**WHAT YOU HAVE TO DO**
Copy the data that follows exactly. Include no pictures.

**DATASET**

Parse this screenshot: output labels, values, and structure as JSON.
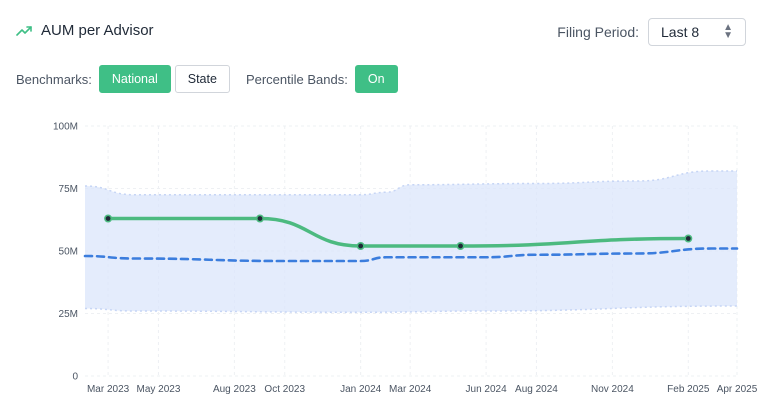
{
  "header": {
    "title": "AUM per Advisor",
    "icon": "trend-up-icon",
    "accent": "#3fbf86"
  },
  "period": {
    "label": "Filing Period:",
    "value": "Last 8"
  },
  "controls": {
    "benchmarks_label": "Benchmarks:",
    "national": "National",
    "state": "State",
    "bands_label": "Percentile Bands:",
    "bands_value": "On"
  },
  "chart_data": {
    "type": "line",
    "y_ticks": [
      "100M",
      "75M",
      "50M",
      "25M",
      "0"
    ],
    "ylim": [
      0,
      100
    ],
    "x_ticks": [
      "Mar 2023",
      "May 2023",
      "Aug 2023",
      "Oct 2023",
      "Jan 2024",
      "Mar 2024",
      "Jun 2024",
      "Aug 2024",
      "Nov 2024",
      "Feb 2025",
      "Apr 2025"
    ],
    "grid": true,
    "series": [
      {
        "kind": "advisor",
        "color": "#4cba80",
        "points": [
          [
            "2023-03-15",
            63
          ],
          [
            "2023-09-15",
            63
          ],
          [
            "2024-01-15",
            52
          ],
          [
            "2024-05-15",
            52
          ],
          [
            "2025-02-15",
            55
          ]
        ]
      },
      {
        "kind": "national-median",
        "color": "#3b7ddd",
        "style": "dashed",
        "points": [
          [
            "2023-02-15",
            48
          ],
          [
            "2023-04-15",
            47
          ],
          [
            "2023-10-15",
            46
          ],
          [
            "2024-01-15",
            46
          ],
          [
            "2024-02-15",
            47.5
          ],
          [
            "2024-06-15",
            47.5
          ],
          [
            "2024-08-15",
            48.5
          ],
          [
            "2024-12-15",
            49
          ],
          [
            "2025-03-15",
            51
          ],
          [
            "2025-04-15",
            51
          ]
        ]
      }
    ],
    "band": {
      "color": "#dbe6fb",
      "upper": [
        [
          "2023-02-15",
          76
        ],
        [
          "2023-04-15",
          72.5
        ],
        [
          "2024-01-15",
          72.5
        ],
        [
          "2024-02-15",
          73.5
        ],
        [
          "2024-03-15",
          76.5
        ],
        [
          "2024-08-15",
          77
        ],
        [
          "2024-12-15",
          78
        ],
        [
          "2025-03-15",
          82
        ],
        [
          "2025-04-15",
          82
        ]
      ],
      "lower": [
        [
          "2023-02-15",
          27
        ],
        [
          "2023-04-15",
          26
        ],
        [
          "2024-01-15",
          25.5
        ],
        [
          "2024-06-15",
          26
        ],
        [
          "2025-04-15",
          28
        ]
      ]
    }
  }
}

**COMPLETED EXERCISE**
Parse this screenshot: output labels, values, and structure as JSON.
{
  "header": {
    "title": "AUM per Advisor",
    "icon": "trend-up-icon",
    "accent": "#3fbf86"
  },
  "period": {
    "label": "Filing Period:",
    "value": "Last 8"
  },
  "controls": {
    "benchmarks_label": "Benchmarks:",
    "national": "National",
    "state": "State",
    "bands_label": "Percentile Bands:",
    "bands_value": "On"
  },
  "chart_data": {
    "type": "line",
    "y_ticks": [
      "100M",
      "75M",
      "50M",
      "25M",
      "0"
    ],
    "ylim": [
      0,
      100
    ],
    "x_ticks": [
      "Mar 2023",
      "May 2023",
      "Aug 2023",
      "Oct 2023",
      "Jan 2024",
      "Mar 2024",
      "Jun 2024",
      "Aug 2024",
      "Nov 2024",
      "Feb 2025",
      "Apr 2025"
    ],
    "grid": true,
    "series": [
      {
        "kind": "advisor",
        "color": "#4cba80",
        "points": [
          [
            "2023-03-15",
            63
          ],
          [
            "2023-09-15",
            63
          ],
          [
            "2024-01-15",
            52
          ],
          [
            "2024-05-15",
            52
          ],
          [
            "2025-02-15",
            55
          ]
        ]
      },
      {
        "kind": "national-median",
        "color": "#3b7ddd",
        "style": "dashed",
        "points": [
          [
            "2023-02-15",
            48
          ],
          [
            "2023-04-15",
            47
          ],
          [
            "2023-10-15",
            46
          ],
          [
            "2024-01-15",
            46
          ],
          [
            "2024-02-15",
            47.5
          ],
          [
            "2024-06-15",
            47.5
          ],
          [
            "2024-08-15",
            48.5
          ],
          [
            "2024-12-15",
            49
          ],
          [
            "2025-03-15",
            51
          ],
          [
            "2025-04-15",
            51
          ]
        ]
      }
    ],
    "band": {
      "color": "#dbe6fb",
      "upper": [
        [
          "2023-02-15",
          76
        ],
        [
          "2023-04-15",
          72.5
        ],
        [
          "2024-01-15",
          72.5
        ],
        [
          "2024-02-15",
          73.5
        ],
        [
          "2024-03-15",
          76.5
        ],
        [
          "2024-08-15",
          77
        ],
        [
          "2024-12-15",
          78
        ],
        [
          "2025-03-15",
          82
        ],
        [
          "2025-04-15",
          82
        ]
      ],
      "lower": [
        [
          "2023-02-15",
          27
        ],
        [
          "2023-04-15",
          26
        ],
        [
          "2024-01-15",
          25.5
        ],
        [
          "2024-06-15",
          26
        ],
        [
          "2025-04-15",
          28
        ]
      ]
    }
  }
}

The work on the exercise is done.